(Data records)
····················
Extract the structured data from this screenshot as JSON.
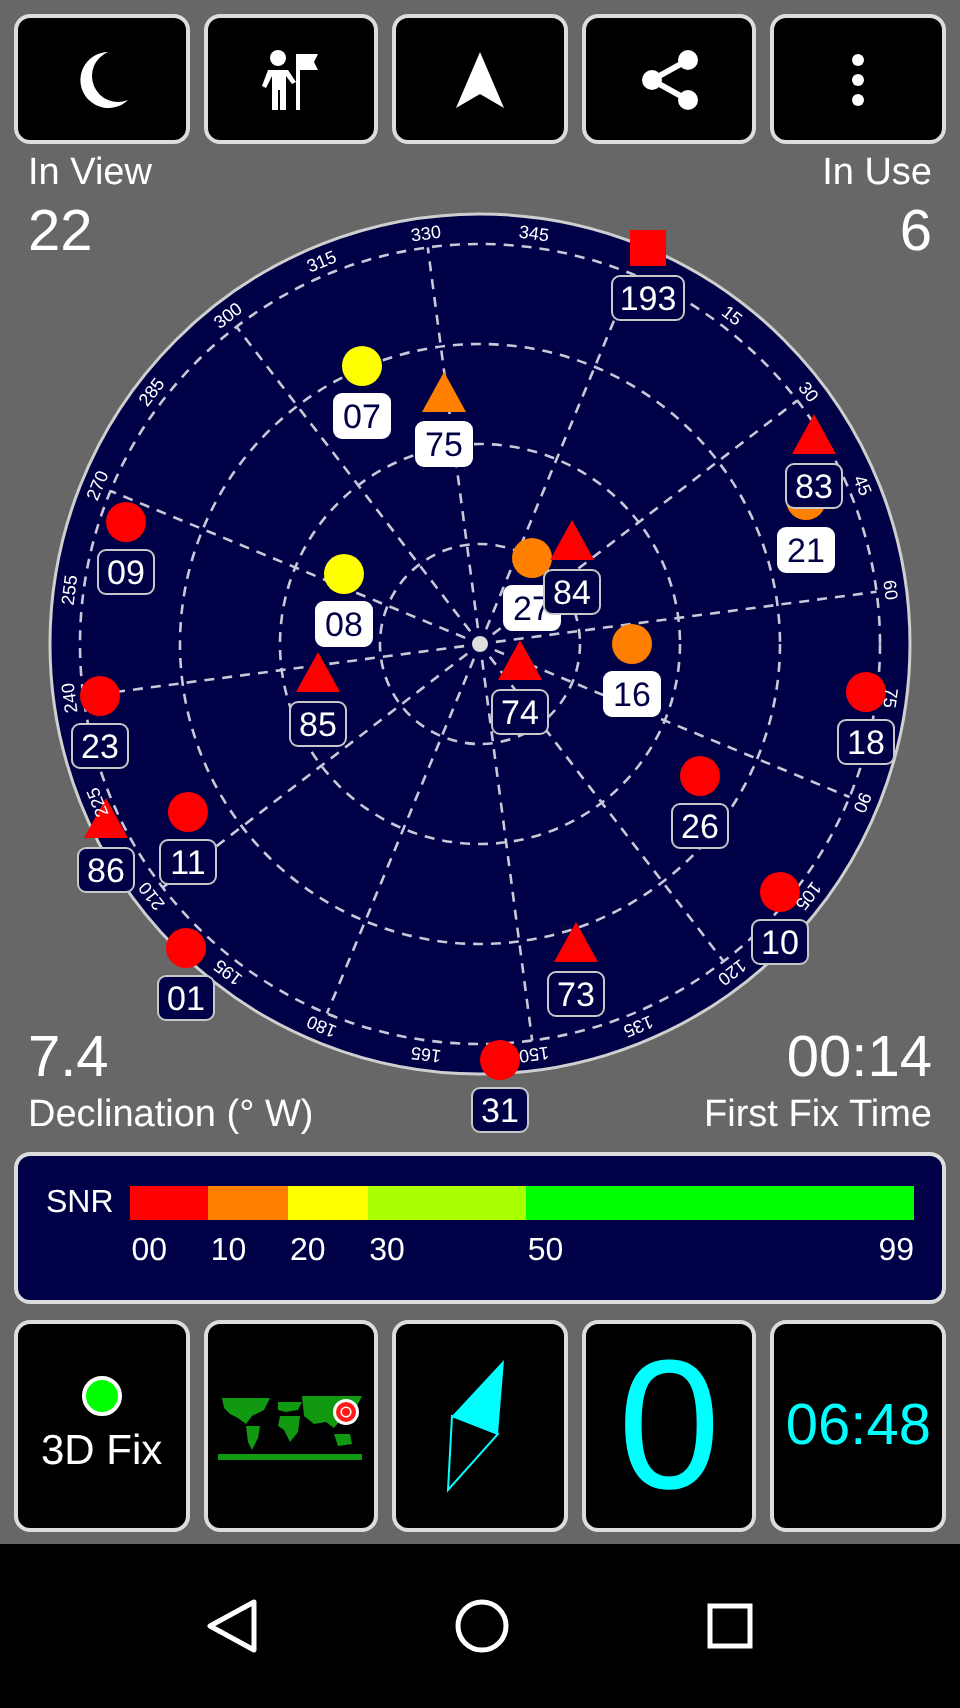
{
  "toolbar": [
    {
      "kind": "moon"
    },
    {
      "kind": "person-flag"
    },
    {
      "kind": "navigation"
    },
    {
      "kind": "share"
    },
    {
      "kind": "more"
    }
  ],
  "in_view": {
    "label": "In View",
    "value": "22"
  },
  "in_use": {
    "label": "In Use",
    "value": "6"
  },
  "declination": {
    "value": "7.4",
    "label": "Declination (° W)"
  },
  "first_fix": {
    "value": "00:14",
    "label": "First Fix Time"
  },
  "sky_plot": {
    "bearing_labels": [
      "15",
      "30",
      "45",
      "60",
      "75",
      "90",
      "105",
      "120",
      "135",
      "150",
      "165",
      "180",
      "195",
      "210",
      "225",
      "240",
      "255",
      "270",
      "285",
      "300",
      "315",
      "330",
      "345"
    ],
    "satellites": [
      {
        "id": "193",
        "kind": "square",
        "color": "#ff0000",
        "used": false
      },
      {
        "id": "07",
        "kind": "circle",
        "color": "#ffff00",
        "used": true
      },
      {
        "id": "75",
        "kind": "triangle",
        "color": "#ff8000",
        "used": true
      },
      {
        "id": "83",
        "kind": "triangle",
        "color": "#ff0000",
        "used": false
      },
      {
        "id": "21",
        "kind": "circle",
        "color": "#ff8000",
        "used": true
      },
      {
        "id": "09",
        "kind": "circle",
        "color": "#ff0000",
        "used": false
      },
      {
        "id": "08",
        "kind": "circle",
        "color": "#ffff00",
        "used": true
      },
      {
        "id": "27",
        "kind": "circle",
        "color": "#ff8000",
        "used": true
      },
      {
        "id": "84",
        "kind": "triangle",
        "color": "#ff0000",
        "used": false
      },
      {
        "id": "16",
        "kind": "circle",
        "color": "#ff8000",
        "used": true
      },
      {
        "id": "85",
        "kind": "triangle",
        "color": "#ff0000",
        "used": false
      },
      {
        "id": "74",
        "kind": "triangle",
        "color": "#ff0000",
        "used": false
      },
      {
        "id": "23",
        "kind": "circle",
        "color": "#ff0000",
        "used": false
      },
      {
        "id": "18",
        "kind": "circle",
        "color": "#ff0000",
        "used": false
      },
      {
        "id": "26",
        "kind": "circle",
        "color": "#ff0000",
        "used": false
      },
      {
        "id": "86",
        "kind": "triangle",
        "color": "#ff0000",
        "used": false
      },
      {
        "id": "11",
        "kind": "circle",
        "color": "#ff0000",
        "used": false
      },
      {
        "id": "10",
        "kind": "circle",
        "color": "#ff0000",
        "used": false
      },
      {
        "id": "73",
        "kind": "triangle",
        "color": "#ff0000",
        "used": false
      },
      {
        "id": "01",
        "kind": "circle",
        "color": "#ff0000",
        "used": false
      },
      {
        "id": "31",
        "kind": "circle",
        "color": "#ff0000",
        "used": false
      }
    ]
  },
  "snr": {
    "label": "SNR",
    "segments": [
      {
        "color": "#ff0000"
      },
      {
        "color": "#ff8000"
      },
      {
        "color": "#ffff00"
      },
      {
        "color": "#aaff00"
      },
      {
        "color": "#00ff00"
      }
    ],
    "ticks": [
      "00",
      "10",
      "20",
      "30",
      "50",
      "99"
    ]
  },
  "tiles": [
    {
      "kind": "fix",
      "label": "3D Fix",
      "color": "#00ff00"
    },
    {
      "kind": "map"
    },
    {
      "kind": "compass"
    },
    {
      "kind": "count",
      "value": "0"
    },
    {
      "kind": "time",
      "value": "06:48"
    }
  ],
  "nav": [
    {
      "kind": "back"
    },
    {
      "kind": "home"
    },
    {
      "kind": "recents"
    }
  ]
}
····················
| Instructions for the task |
Search the data above for the string "value" and copy each line that has it.

| Exercise output |
    "value": "22"
    "value": "6"
    "value": "7.4",
    "value": "00:14",
      "value": "0"
      "value": "06:48"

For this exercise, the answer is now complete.